## Work to do
Go through the listing and pick out each line with the word "wine" in it.

[Begin]

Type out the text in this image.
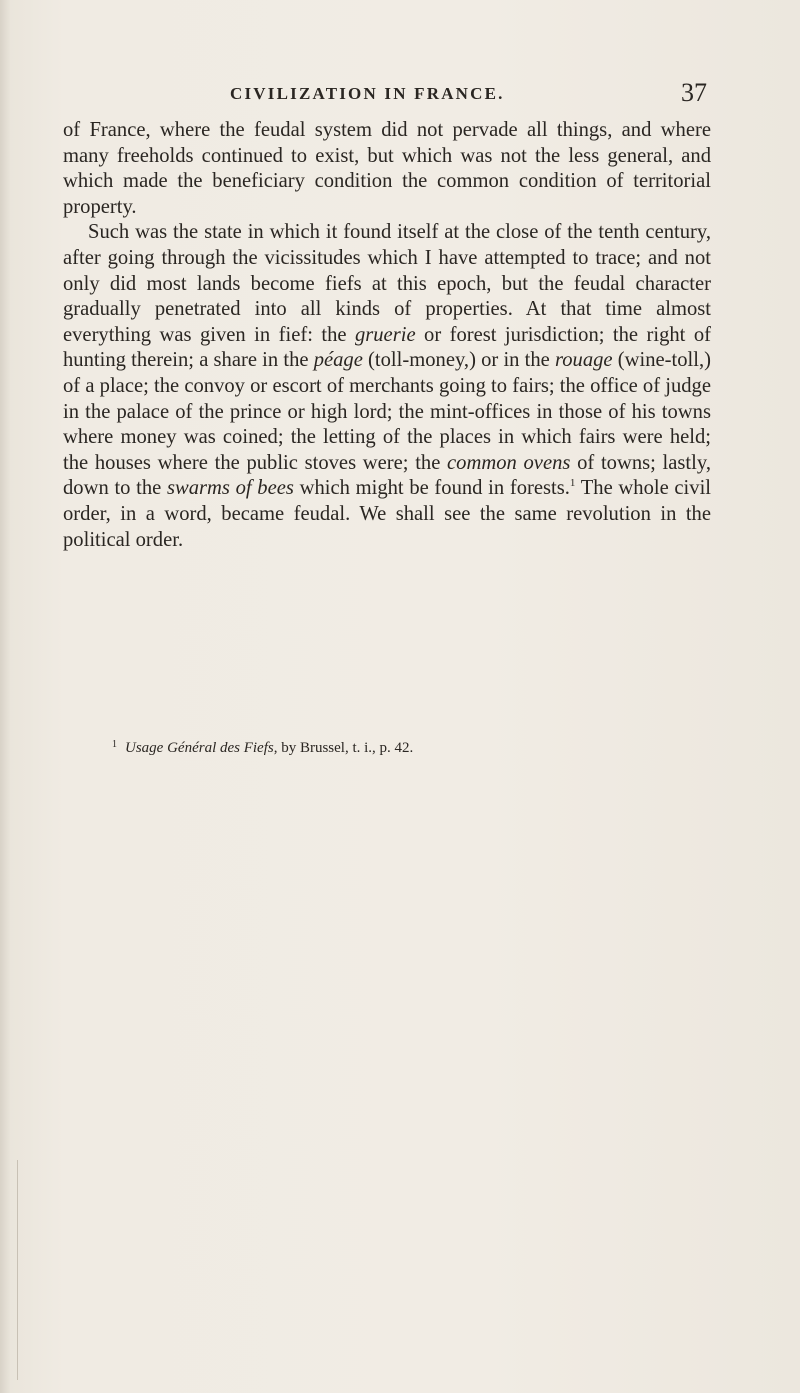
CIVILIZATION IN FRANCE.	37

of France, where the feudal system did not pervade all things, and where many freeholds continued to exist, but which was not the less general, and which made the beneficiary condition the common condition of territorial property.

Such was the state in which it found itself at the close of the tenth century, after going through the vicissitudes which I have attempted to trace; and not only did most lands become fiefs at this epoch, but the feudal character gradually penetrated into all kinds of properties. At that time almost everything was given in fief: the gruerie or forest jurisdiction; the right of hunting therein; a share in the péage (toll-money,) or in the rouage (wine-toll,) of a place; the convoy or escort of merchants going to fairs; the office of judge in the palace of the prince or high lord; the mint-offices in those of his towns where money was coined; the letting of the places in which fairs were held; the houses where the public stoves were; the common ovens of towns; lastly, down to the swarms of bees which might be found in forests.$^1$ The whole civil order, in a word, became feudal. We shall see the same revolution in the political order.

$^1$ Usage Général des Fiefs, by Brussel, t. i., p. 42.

[End]
[Begin]

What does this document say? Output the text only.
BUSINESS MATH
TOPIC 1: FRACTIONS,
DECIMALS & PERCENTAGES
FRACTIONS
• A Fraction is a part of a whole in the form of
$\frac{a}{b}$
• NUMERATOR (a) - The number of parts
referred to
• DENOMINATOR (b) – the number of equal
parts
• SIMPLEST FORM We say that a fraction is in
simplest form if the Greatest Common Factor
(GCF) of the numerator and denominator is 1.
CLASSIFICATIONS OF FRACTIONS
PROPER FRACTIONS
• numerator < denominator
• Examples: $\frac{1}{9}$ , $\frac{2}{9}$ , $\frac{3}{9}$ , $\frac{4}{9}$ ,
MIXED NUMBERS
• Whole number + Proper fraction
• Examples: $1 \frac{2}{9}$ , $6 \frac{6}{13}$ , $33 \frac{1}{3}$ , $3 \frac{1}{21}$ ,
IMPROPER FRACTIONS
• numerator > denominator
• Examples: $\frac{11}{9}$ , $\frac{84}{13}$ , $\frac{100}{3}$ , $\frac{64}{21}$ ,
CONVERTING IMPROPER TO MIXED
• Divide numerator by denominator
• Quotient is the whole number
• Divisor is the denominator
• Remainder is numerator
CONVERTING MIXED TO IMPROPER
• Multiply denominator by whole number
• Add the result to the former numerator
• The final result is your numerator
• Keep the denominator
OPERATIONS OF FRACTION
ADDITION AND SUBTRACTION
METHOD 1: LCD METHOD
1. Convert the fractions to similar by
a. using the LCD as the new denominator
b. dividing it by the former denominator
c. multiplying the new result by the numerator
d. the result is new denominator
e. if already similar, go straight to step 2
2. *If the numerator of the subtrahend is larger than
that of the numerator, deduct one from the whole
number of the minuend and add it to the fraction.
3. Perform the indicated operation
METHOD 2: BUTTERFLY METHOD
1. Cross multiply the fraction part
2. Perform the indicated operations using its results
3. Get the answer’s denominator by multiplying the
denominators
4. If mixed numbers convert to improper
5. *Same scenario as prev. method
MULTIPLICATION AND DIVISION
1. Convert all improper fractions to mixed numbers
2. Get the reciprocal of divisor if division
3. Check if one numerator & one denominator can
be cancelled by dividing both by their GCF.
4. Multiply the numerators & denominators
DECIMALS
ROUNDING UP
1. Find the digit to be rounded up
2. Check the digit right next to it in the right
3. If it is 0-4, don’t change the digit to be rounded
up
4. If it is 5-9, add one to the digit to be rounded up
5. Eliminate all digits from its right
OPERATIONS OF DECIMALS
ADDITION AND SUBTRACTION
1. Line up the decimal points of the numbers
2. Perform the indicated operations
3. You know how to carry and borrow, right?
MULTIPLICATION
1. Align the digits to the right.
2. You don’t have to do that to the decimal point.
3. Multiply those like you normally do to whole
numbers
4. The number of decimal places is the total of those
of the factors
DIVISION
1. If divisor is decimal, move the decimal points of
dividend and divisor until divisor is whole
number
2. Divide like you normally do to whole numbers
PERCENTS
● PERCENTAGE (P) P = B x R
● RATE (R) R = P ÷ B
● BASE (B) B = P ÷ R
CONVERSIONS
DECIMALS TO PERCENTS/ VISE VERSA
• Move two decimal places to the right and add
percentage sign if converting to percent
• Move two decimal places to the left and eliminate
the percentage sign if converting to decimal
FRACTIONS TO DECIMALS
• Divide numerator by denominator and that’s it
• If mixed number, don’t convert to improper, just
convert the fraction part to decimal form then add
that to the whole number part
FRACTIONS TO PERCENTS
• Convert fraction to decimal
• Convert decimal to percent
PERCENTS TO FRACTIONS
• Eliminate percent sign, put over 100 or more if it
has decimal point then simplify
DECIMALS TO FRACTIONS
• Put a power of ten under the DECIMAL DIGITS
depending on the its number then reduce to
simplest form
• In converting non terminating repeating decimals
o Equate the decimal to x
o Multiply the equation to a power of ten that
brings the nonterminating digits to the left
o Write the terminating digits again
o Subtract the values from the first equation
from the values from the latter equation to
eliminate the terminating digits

[End]
[Begin]

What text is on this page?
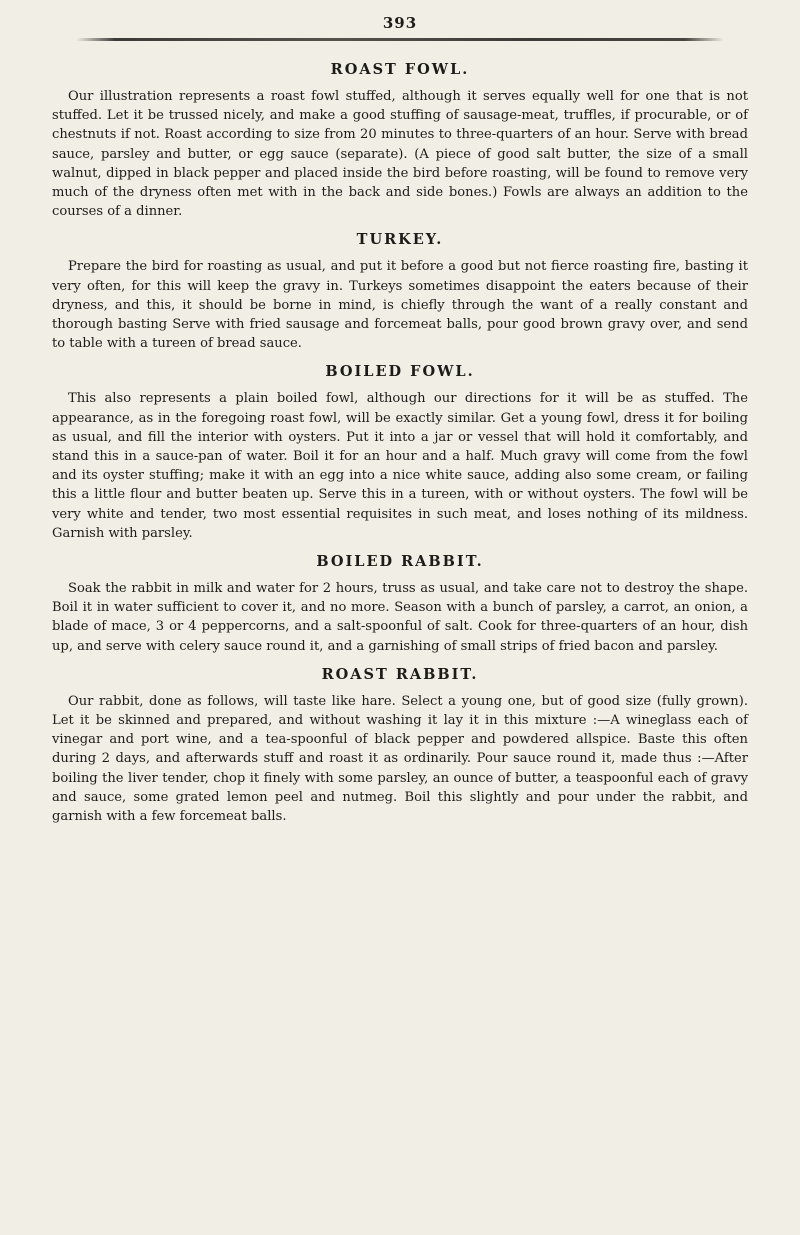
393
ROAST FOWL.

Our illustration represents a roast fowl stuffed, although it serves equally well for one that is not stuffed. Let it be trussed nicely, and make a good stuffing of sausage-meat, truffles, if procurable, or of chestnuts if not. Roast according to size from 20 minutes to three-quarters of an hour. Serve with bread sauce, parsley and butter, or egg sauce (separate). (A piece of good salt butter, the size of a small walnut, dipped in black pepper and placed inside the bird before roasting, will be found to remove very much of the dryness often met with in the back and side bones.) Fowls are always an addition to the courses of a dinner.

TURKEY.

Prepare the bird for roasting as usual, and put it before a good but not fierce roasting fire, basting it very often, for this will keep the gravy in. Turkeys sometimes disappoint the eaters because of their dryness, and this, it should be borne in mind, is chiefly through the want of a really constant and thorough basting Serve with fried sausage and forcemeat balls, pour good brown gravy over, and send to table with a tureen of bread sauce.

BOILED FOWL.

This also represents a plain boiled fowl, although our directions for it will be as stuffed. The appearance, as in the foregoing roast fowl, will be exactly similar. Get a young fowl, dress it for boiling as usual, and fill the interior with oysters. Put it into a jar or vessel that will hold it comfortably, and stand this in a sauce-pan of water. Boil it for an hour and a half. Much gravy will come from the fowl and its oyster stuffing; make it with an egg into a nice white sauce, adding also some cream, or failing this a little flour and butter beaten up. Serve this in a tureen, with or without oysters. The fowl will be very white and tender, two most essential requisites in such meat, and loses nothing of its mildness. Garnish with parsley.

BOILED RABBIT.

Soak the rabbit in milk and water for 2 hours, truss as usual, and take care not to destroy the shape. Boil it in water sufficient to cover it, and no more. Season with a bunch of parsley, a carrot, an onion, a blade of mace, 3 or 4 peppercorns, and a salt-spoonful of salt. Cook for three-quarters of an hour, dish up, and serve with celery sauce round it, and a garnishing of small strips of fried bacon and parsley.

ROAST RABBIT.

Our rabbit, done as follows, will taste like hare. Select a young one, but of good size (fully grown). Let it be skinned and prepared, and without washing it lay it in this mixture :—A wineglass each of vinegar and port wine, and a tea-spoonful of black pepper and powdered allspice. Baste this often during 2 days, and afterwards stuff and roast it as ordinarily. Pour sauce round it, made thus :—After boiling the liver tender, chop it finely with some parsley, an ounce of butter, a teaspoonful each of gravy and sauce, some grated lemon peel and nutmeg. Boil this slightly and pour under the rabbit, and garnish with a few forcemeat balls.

[End]

## Written answer
Such was the state in which it found itself at the close of the tenth century, after going through the vicissitudes which I have attempted to trace; and not only did most lands become fiefs at this epoch, but the feudal character gradually penetrated into all kinds of properties. At that time almost everything was given in fief: the gruerie or forest jurisdiction; the right of hunting therein; a share in the péage (toll-money,) or in the rouage (wine-toll,) of a place; the convoy or escort of merchants going to fairs; the office of judge in the palace of the prince or high lord; the mint-offices in those of his towns where money was coined; the letting of the places in which fairs were held; the houses where the public stoves were; the common ovens of towns; lastly, down to the swarms of bees which might be found in forests.$^1$ The whole civil order, in a word, became feudal. We shall see the same revolution in the political order.
Our rabbit, done as follows, will taste like hare. Select a young one, but of good size (fully grown). Let it be skinned and prepared, and without washing it lay it in this mixture :—A wineglass each of vinegar and port wine, and a tea-spoonful of black pepper and powdered allspice. Baste this often during 2 days, and afterwards stuff and roast it as ordinarily. Pour sauce round it, made thus :—After boiling the liver tender, chop it finely with some parsley, an ounce of butter, a teaspoonful each of gravy and sauce, some grated lemon peel and nutmeg. Boil this slightly and pour under the rabbit, and garnish with a few forcemeat balls.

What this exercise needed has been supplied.